* START Listed records *

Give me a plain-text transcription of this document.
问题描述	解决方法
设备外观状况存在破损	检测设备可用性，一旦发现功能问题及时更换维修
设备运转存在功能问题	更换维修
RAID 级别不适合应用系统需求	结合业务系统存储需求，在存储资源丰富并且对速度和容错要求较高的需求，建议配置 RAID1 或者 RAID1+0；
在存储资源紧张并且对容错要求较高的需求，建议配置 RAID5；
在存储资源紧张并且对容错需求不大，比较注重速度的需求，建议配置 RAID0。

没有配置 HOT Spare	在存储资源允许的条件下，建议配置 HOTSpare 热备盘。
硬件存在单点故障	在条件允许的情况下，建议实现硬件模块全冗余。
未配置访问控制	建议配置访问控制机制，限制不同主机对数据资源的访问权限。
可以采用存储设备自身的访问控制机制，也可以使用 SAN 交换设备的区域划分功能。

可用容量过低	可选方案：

* END Listed records *
* START Listed records *

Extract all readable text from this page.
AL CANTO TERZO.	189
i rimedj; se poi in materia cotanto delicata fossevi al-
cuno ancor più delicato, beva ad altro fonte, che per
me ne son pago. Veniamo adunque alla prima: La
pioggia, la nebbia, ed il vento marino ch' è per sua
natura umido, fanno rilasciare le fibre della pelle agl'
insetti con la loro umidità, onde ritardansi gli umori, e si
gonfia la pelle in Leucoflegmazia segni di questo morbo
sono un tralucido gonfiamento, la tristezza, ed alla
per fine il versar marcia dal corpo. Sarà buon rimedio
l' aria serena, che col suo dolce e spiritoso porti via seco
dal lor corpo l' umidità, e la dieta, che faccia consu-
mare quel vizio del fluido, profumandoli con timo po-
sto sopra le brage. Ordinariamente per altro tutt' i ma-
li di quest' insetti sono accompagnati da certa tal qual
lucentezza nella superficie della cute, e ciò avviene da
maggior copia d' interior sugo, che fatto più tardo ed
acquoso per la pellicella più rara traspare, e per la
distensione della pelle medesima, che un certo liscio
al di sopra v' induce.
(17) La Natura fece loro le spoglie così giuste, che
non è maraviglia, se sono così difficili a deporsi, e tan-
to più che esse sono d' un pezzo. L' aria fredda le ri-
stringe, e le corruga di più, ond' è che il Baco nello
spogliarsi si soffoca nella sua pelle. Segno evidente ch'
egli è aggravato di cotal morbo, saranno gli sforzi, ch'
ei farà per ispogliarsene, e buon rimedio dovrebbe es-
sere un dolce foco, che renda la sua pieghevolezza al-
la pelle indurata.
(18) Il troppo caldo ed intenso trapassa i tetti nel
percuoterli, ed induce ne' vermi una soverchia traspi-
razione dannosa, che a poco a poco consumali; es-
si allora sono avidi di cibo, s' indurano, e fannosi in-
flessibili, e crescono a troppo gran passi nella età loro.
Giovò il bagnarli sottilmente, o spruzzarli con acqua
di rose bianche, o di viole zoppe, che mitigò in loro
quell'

* END Listed records *

Work out the count of lines containing the word "altro", then write only that count.

2